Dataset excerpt
>> START
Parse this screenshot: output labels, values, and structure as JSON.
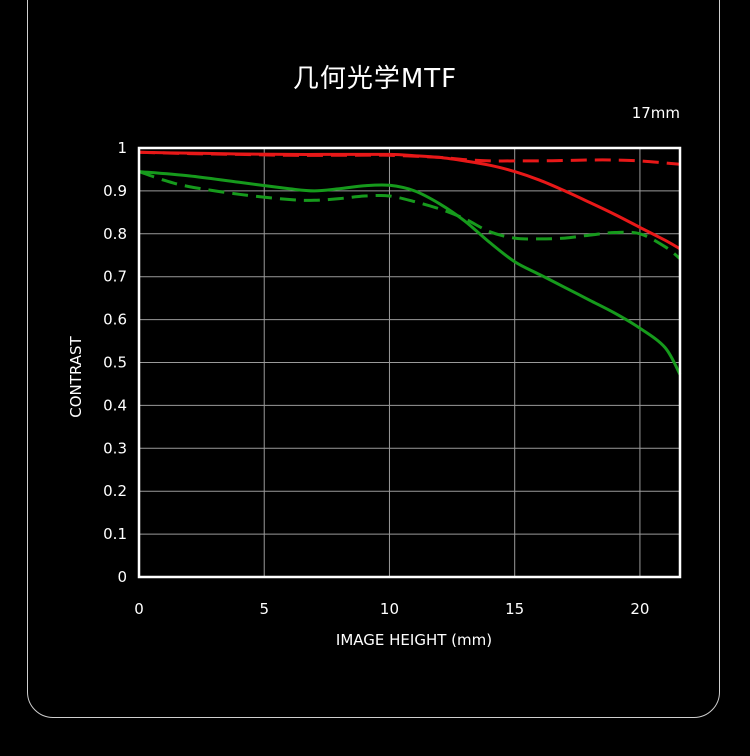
{
  "chart_data": {
    "type": "line",
    "title": "几何光学MTF",
    "subtitle": "17mm",
    "xlabel": "IMAGE HEIGHT (mm)",
    "ylabel": "CONTRAST",
    "xlim": [
      0,
      21.6
    ],
    "ylim": [
      0,
      1
    ],
    "x_ticks": [
      "0",
      "5",
      "10",
      "15",
      "20"
    ],
    "y_ticks": [
      "0",
      "0.1",
      "0.2",
      "0.3",
      "0.4",
      "0.5",
      "0.6",
      "0.7",
      "0.8",
      "0.9",
      "1"
    ],
    "grid": true,
    "series": [
      {
        "color": "#e81818",
        "dash": "solid",
        "points": [
          [
            0,
            0.99
          ],
          [
            2,
            0.988
          ],
          [
            4,
            0.986
          ],
          [
            6,
            0.985
          ],
          [
            8,
            0.985
          ],
          [
            10,
            0.985
          ],
          [
            11,
            0.982
          ],
          [
            12,
            0.978
          ],
          [
            13,
            0.97
          ],
          [
            14,
            0.96
          ],
          [
            15,
            0.945
          ],
          [
            16,
            0.925
          ],
          [
            17,
            0.9
          ],
          [
            18,
            0.873
          ],
          [
            19,
            0.845
          ],
          [
            20,
            0.815
          ],
          [
            21,
            0.785
          ],
          [
            21.6,
            0.765
          ]
        ]
      },
      {
        "color": "#e81818",
        "dash": "dashed",
        "points": [
          [
            0,
            0.99
          ],
          [
            2,
            0.987
          ],
          [
            4,
            0.985
          ],
          [
            6,
            0.983
          ],
          [
            8,
            0.983
          ],
          [
            10,
            0.983
          ],
          [
            12,
            0.978
          ],
          [
            13,
            0.973
          ],
          [
            14,
            0.97
          ],
          [
            15,
            0.97
          ],
          [
            16,
            0.97
          ],
          [
            17,
            0.971
          ],
          [
            18,
            0.972
          ],
          [
            19,
            0.972
          ],
          [
            20,
            0.97
          ],
          [
            21,
            0.965
          ],
          [
            21.6,
            0.962
          ]
        ]
      },
      {
        "color": "#169a1c",
        "dash": "solid",
        "points": [
          [
            0,
            0.945
          ],
          [
            2,
            0.935
          ],
          [
            4,
            0.92
          ],
          [
            6,
            0.905
          ],
          [
            7,
            0.9
          ],
          [
            8,
            0.905
          ],
          [
            9,
            0.912
          ],
          [
            10,
            0.913
          ],
          [
            11,
            0.9
          ],
          [
            12,
            0.87
          ],
          [
            13,
            0.83
          ],
          [
            14,
            0.78
          ],
          [
            15,
            0.735
          ],
          [
            16,
            0.705
          ],
          [
            17,
            0.675
          ],
          [
            18,
            0.645
          ],
          [
            19,
            0.615
          ],
          [
            20,
            0.58
          ],
          [
            21,
            0.535
          ],
          [
            21.6,
            0.472
          ]
        ]
      },
      {
        "color": "#169a1c",
        "dash": "dashed",
        "points": [
          [
            0,
            0.945
          ],
          [
            1,
            0.925
          ],
          [
            2,
            0.91
          ],
          [
            4,
            0.892
          ],
          [
            6,
            0.88
          ],
          [
            7,
            0.878
          ],
          [
            8,
            0.882
          ],
          [
            9,
            0.888
          ],
          [
            10,
            0.888
          ],
          [
            11,
            0.875
          ],
          [
            12,
            0.858
          ],
          [
            13,
            0.835
          ],
          [
            14,
            0.805
          ],
          [
            15,
            0.79
          ],
          [
            16,
            0.788
          ],
          [
            17,
            0.79
          ],
          [
            18,
            0.797
          ],
          [
            19,
            0.803
          ],
          [
            20,
            0.8
          ],
          [
            21,
            0.77
          ],
          [
            21.6,
            0.742
          ]
        ]
      }
    ]
  }
}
>> END
PROBLEM TO SOLVE – Except for the pictures, print the data above exactly.

REPLY –
Parse this screenshot: output labels, values, and structure as JSON.
{
  "chart_data": {
    "type": "line",
    "title": "几何光学MTF",
    "subtitle": "17mm",
    "xlabel": "IMAGE HEIGHT (mm)",
    "ylabel": "CONTRAST",
    "xlim": [
      0,
      21.6
    ],
    "ylim": [
      0,
      1
    ],
    "x_ticks": [
      "0",
      "5",
      "10",
      "15",
      "20"
    ],
    "y_ticks": [
      "0",
      "0.1",
      "0.2",
      "0.3",
      "0.4",
      "0.5",
      "0.6",
      "0.7",
      "0.8",
      "0.9",
      "1"
    ],
    "grid": true,
    "series": [
      {
        "color": "#e81818",
        "dash": "solid",
        "points": [
          [
            0,
            0.99
          ],
          [
            2,
            0.988
          ],
          [
            4,
            0.986
          ],
          [
            6,
            0.985
          ],
          [
            8,
            0.985
          ],
          [
            10,
            0.985
          ],
          [
            11,
            0.982
          ],
          [
            12,
            0.978
          ],
          [
            13,
            0.97
          ],
          [
            14,
            0.96
          ],
          [
            15,
            0.945
          ],
          [
            16,
            0.925
          ],
          [
            17,
            0.9
          ],
          [
            18,
            0.873
          ],
          [
            19,
            0.845
          ],
          [
            20,
            0.815
          ],
          [
            21,
            0.785
          ],
          [
            21.6,
            0.765
          ]
        ]
      },
      {
        "color": "#e81818",
        "dash": "dashed",
        "points": [
          [
            0,
            0.99
          ],
          [
            2,
            0.987
          ],
          [
            4,
            0.985
          ],
          [
            6,
            0.983
          ],
          [
            8,
            0.983
          ],
          [
            10,
            0.983
          ],
          [
            12,
            0.978
          ],
          [
            13,
            0.973
          ],
          [
            14,
            0.97
          ],
          [
            15,
            0.97
          ],
          [
            16,
            0.97
          ],
          [
            17,
            0.971
          ],
          [
            18,
            0.972
          ],
          [
            19,
            0.972
          ],
          [
            20,
            0.97
          ],
          [
            21,
            0.965
          ],
          [
            21.6,
            0.962
          ]
        ]
      },
      {
        "color": "#169a1c",
        "dash": "solid",
        "points": [
          [
            0,
            0.945
          ],
          [
            2,
            0.935
          ],
          [
            4,
            0.92
          ],
          [
            6,
            0.905
          ],
          [
            7,
            0.9
          ],
          [
            8,
            0.905
          ],
          [
            9,
            0.912
          ],
          [
            10,
            0.913
          ],
          [
            11,
            0.9
          ],
          [
            12,
            0.87
          ],
          [
            13,
            0.83
          ],
          [
            14,
            0.78
          ],
          [
            15,
            0.735
          ],
          [
            16,
            0.705
          ],
          [
            17,
            0.675
          ],
          [
            18,
            0.645
          ],
          [
            19,
            0.615
          ],
          [
            20,
            0.58
          ],
          [
            21,
            0.535
          ],
          [
            21.6,
            0.472
          ]
        ]
      },
      {
        "color": "#169a1c",
        "dash": "dashed",
        "points": [
          [
            0,
            0.945
          ],
          [
            1,
            0.925
          ],
          [
            2,
            0.91
          ],
          [
            4,
            0.892
          ],
          [
            6,
            0.88
          ],
          [
            7,
            0.878
          ],
          [
            8,
            0.882
          ],
          [
            9,
            0.888
          ],
          [
            10,
            0.888
          ],
          [
            11,
            0.875
          ],
          [
            12,
            0.858
          ],
          [
            13,
            0.835
          ],
          [
            14,
            0.805
          ],
          [
            15,
            0.79
          ],
          [
            16,
            0.788
          ],
          [
            17,
            0.79
          ],
          [
            18,
            0.797
          ],
          [
            19,
            0.803
          ],
          [
            20,
            0.8
          ],
          [
            21,
            0.77
          ],
          [
            21.6,
            0.742
          ]
        ]
      }
    ]
  }
}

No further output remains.